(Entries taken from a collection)
+++++
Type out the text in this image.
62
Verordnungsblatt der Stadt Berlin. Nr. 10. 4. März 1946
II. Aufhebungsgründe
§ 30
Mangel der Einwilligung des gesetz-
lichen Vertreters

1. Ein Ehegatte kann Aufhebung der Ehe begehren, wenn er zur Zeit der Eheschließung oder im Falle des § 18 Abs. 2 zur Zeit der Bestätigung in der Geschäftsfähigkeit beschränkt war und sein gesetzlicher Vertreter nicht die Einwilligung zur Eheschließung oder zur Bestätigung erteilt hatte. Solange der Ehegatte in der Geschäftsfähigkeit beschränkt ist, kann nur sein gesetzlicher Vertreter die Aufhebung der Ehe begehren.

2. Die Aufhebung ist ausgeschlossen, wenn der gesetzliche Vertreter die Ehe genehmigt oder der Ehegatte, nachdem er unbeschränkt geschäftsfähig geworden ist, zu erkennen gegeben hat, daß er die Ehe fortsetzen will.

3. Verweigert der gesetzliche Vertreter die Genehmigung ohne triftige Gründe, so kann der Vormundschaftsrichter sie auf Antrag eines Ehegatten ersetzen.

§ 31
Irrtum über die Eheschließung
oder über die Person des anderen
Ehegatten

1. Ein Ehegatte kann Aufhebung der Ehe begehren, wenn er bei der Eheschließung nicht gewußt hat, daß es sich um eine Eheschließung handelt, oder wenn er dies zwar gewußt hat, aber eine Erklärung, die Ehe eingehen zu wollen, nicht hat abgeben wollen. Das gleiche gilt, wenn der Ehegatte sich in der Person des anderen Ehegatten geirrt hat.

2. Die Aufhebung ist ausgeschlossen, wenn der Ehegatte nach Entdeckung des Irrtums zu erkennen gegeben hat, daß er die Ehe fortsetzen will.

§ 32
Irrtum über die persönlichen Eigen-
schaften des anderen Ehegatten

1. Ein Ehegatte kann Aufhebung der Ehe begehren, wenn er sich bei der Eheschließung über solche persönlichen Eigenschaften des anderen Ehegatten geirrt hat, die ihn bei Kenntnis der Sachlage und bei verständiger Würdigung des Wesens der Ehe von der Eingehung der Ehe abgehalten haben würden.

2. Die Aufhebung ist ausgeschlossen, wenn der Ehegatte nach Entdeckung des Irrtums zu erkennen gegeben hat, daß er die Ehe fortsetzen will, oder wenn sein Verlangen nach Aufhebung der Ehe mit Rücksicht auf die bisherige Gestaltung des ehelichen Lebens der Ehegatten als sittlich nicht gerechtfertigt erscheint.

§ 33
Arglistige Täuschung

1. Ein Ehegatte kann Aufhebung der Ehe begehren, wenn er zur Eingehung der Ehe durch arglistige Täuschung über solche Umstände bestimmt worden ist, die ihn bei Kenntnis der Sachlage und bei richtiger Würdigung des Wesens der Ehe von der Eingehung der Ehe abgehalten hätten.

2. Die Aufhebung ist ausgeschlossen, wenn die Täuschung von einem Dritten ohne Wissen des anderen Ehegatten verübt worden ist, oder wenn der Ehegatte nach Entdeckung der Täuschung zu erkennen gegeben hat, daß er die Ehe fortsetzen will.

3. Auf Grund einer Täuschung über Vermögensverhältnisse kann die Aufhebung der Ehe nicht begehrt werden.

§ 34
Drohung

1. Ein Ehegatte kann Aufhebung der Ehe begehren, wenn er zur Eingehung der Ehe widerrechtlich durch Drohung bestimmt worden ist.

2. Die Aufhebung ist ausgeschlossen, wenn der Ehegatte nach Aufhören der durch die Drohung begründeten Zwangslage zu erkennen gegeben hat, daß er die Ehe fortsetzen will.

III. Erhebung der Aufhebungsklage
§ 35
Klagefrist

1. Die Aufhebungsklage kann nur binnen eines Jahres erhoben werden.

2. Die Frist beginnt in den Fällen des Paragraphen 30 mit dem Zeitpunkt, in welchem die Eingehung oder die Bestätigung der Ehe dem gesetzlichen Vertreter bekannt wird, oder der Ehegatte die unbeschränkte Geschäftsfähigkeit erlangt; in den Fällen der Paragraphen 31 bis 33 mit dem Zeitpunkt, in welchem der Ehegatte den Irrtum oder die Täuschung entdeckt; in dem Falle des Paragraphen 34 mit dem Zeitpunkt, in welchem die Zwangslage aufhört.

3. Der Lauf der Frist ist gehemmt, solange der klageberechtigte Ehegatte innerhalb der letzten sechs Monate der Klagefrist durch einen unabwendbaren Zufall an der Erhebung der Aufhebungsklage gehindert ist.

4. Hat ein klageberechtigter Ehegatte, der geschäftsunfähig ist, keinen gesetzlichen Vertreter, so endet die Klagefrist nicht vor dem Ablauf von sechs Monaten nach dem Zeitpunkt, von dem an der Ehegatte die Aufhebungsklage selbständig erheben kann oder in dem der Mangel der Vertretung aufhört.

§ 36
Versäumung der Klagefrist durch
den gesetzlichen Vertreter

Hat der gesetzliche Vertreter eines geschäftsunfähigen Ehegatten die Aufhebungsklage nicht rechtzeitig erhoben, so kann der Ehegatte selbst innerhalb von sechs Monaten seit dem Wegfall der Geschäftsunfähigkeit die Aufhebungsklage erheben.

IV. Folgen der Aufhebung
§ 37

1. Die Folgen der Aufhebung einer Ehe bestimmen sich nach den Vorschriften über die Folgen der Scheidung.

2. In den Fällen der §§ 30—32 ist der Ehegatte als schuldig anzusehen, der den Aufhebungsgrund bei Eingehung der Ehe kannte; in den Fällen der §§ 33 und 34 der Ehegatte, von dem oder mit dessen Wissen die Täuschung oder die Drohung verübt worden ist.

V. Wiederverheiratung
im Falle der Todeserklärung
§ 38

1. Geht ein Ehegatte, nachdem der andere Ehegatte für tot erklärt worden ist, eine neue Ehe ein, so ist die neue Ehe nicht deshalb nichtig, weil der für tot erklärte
+++++
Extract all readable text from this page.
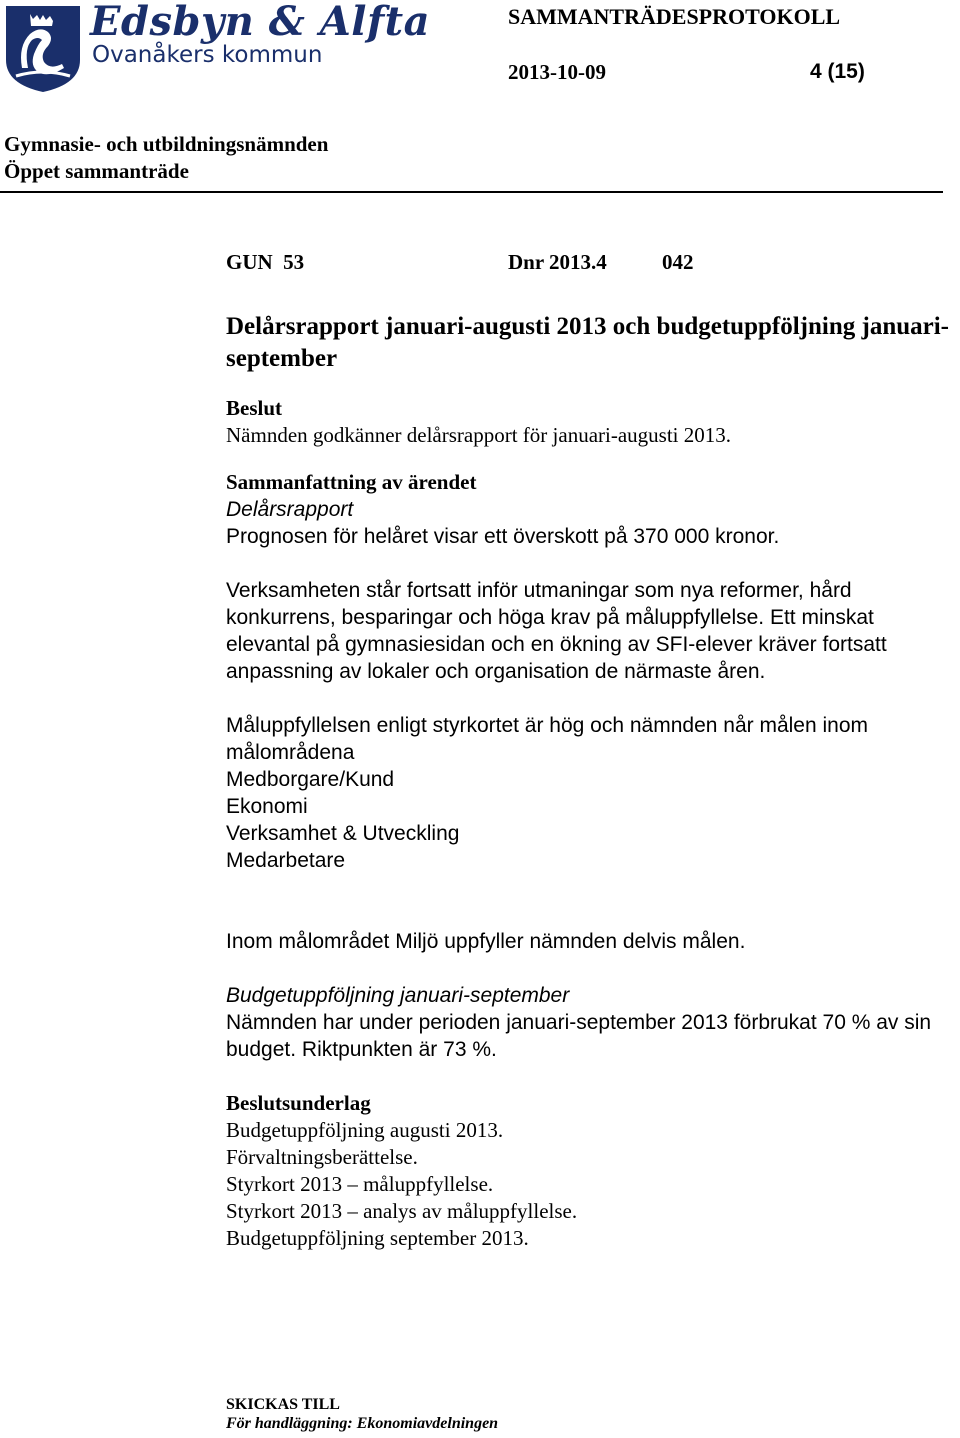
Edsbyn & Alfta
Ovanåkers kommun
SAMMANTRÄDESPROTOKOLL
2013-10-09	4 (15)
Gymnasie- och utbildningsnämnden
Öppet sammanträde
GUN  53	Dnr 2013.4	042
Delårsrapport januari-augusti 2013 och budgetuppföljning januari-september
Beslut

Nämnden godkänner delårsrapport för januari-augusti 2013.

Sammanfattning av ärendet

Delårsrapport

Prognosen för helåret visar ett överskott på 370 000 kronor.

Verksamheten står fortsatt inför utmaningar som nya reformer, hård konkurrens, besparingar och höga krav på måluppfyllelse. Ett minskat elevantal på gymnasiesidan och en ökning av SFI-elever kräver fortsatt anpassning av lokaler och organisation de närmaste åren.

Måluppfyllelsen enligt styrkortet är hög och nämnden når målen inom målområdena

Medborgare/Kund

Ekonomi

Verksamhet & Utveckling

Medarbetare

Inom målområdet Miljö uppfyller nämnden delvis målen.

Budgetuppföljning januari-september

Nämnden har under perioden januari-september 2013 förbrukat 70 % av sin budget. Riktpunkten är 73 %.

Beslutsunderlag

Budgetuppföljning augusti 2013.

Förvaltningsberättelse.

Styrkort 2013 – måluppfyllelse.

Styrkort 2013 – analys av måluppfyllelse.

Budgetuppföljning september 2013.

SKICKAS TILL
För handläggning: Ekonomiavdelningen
+++++
Give only a number: how many lines of the data hold the string "text"?

> [The reply]:
2